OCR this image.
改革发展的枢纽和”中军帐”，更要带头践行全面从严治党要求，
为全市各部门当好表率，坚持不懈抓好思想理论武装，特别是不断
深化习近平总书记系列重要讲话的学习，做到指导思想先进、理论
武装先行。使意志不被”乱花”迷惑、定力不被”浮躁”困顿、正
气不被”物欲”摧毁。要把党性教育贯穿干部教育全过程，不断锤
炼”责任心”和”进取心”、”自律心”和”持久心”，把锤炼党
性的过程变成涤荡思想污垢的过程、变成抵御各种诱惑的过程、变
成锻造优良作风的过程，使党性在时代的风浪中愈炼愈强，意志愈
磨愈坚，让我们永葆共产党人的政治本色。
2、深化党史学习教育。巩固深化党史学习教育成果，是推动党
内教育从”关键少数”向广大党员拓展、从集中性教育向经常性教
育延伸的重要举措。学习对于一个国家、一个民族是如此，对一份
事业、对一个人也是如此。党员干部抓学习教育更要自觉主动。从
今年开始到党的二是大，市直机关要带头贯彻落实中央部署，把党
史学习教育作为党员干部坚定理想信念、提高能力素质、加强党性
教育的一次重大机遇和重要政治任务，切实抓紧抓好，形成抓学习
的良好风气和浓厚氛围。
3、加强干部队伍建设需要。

- **Exercise goal**: Extract all of the data exactly as written.

- **Reply to the exercise**:
OCR this image.
改革发展的枢纽和”中军帐”，更要带头践行全面从严治党要求，
为全市各部门当好表率，坚持不懈抓好思想理论武装，特别是不断
深化习近平总书记系列重要讲话的学习，做到指导思想先进、理论
武装先行。使意志不被”乱花”迷惑、定力不被”浮躁”困顿、正
气不被”物欲”摧毁。要把党性教育贯穿干部教育全过程，不断锤
炼”责任心”和”进取心”、”自律心”和”持久心”，把锤炼党
性的过程变成涤荡思想污垢的过程、变成抵御各种诱惑的过程、变
成锻造优良作风的过程，使党性在时代的风浪中愈炼愈强，意志愈
磨愈坚，让我们永葆共产党人的政治本色。
2、深化党史学习教育。巩固深化党史学习教育成果，是推动党
内教育从”关键少数”向广大党员拓展、从集中性教育向经常性教
育延伸的重要举措。学习对于一个国家、一个民族是如此，对一份
事业、对一个人也是如此。党员干部抓学习教育更要自觉主动。从
今年开始到党的二是大，市直机关要带头贯彻落实中央部署，把党
史学习教育作为党员干部坚定理想信念、提高能力素质、加强党性
教育的一次重大机遇和重要政治任务，切实抓紧抓好，形成抓学习
的良好风气和浓厚氛围。
3、加强干部队伍建设需要。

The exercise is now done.